→ WHAT IS NEEDED: Repeat each entry in full, exactly.

[Source records]
++++++++

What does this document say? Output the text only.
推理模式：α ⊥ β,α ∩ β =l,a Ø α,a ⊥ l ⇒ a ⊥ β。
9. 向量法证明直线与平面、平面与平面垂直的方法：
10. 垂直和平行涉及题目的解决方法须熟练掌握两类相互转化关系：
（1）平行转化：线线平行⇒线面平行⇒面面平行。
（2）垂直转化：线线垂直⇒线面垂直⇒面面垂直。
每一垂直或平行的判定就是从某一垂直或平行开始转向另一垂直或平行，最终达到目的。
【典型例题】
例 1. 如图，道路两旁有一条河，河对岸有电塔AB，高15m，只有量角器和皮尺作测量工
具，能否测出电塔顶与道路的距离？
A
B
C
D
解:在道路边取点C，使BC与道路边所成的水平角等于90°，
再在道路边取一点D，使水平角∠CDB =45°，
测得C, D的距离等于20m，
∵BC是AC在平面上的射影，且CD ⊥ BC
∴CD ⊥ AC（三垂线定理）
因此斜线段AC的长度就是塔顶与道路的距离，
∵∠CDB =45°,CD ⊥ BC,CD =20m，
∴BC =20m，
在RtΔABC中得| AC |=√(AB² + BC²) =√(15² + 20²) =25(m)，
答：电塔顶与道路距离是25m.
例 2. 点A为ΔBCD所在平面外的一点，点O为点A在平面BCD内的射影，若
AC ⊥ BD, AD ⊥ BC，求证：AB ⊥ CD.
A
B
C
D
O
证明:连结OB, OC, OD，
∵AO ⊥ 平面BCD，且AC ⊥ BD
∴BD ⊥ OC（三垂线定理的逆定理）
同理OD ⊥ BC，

++++++++

→ EXERCISE RESPONSE:
What does this document say? Output the text only.
推理模式：α ⊥ β,α ∩ β =l,a Ø α,a ⊥ l ⇒ a ⊥ β。
9. 向量法证明直线与平面、平面与平面垂直的方法：
10. 垂直和平行涉及题目的解决方法须熟练掌握两类相互转化关系：
（1）平行转化：线线平行⇒线面平行⇒面面平行。
（2）垂直转化：线线垂直⇒线面垂直⇒面面垂直。
每一垂直或平行的判定就是从某一垂直或平行开始转向另一垂直或平行，最终达到目的。
【典型例题】
例 1. 如图，道路两旁有一条河，河对岸有电塔AB，高15m，只有量角器和皮尺作测量工
具，能否测出电塔顶与道路的距离？
A
B
C
D
解:在道路边取点C，使BC与道路边所成的水平角等于90°，
再在道路边取一点D，使水平角∠CDB =45°，
测得C, D的距离等于20m，
∵BC是AC在平面上的射影，且CD ⊥ BC
∴CD ⊥ AC（三垂线定理）
因此斜线段AC的长度就是塔顶与道路的距离，
∵∠CDB =45°,CD ⊥ BC,CD =20m，
∴BC =20m，
在RtΔABC中得| AC |=√(AB² + BC²) =√(15² + 20²) =25(m)，
答：电塔顶与道路距离是25m.
例 2. 点A为ΔBCD所在平面外的一点，点O为点A在平面BCD内的射影，若
AC ⊥ BD, AD ⊥ BC，求证：AB ⊥ CD.
A
B
C
D
O
证明:连结OB, OC, OD，
∵AO ⊥ 平面BCD，且AC ⊥ BD
∴BD ⊥ OC（三垂线定理的逆定理）
同理OD ⊥ BC，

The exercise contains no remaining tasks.